┌─ Excerpted data

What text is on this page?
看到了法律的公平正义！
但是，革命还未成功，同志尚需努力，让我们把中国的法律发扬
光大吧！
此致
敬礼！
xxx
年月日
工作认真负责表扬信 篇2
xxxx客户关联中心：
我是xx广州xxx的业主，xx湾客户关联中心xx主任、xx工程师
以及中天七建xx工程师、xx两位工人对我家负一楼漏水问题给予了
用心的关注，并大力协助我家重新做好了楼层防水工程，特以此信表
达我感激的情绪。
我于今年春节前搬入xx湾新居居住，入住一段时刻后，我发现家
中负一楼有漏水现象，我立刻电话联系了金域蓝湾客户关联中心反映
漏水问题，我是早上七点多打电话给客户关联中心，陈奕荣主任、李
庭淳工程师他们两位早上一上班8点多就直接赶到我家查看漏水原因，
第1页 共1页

└─

• What is needed: Repeat every entry word for word.

• Answer in full:
What text is on this page?
看到了法律的公平正义！
但是，革命还未成功，同志尚需努力，让我们把中国的法律发扬
光大吧！
此致
敬礼！
xxx
年月日
工作认真负责表扬信 篇2
xxxx客户关联中心：
我是xx广州xxx的业主，xx湾客户关联中心xx主任、xx工程师
以及中天七建xx工程师、xx两位工人对我家负一楼漏水问题给予了
用心的关注，并大力协助我家重新做好了楼层防水工程，特以此信表
达我感激的情绪。
我于今年春节前搬入xx湾新居居住，入住一段时刻后，我发现家
中负一楼有漏水现象，我立刻电话联系了金域蓝湾客户关联中心反映
漏水问题，我是早上七点多打电话给客户关联中心，陈奕荣主任、李
庭淳工程师他们两位早上一上班8点多就直接赶到我家查看漏水原因，
第1页 共1页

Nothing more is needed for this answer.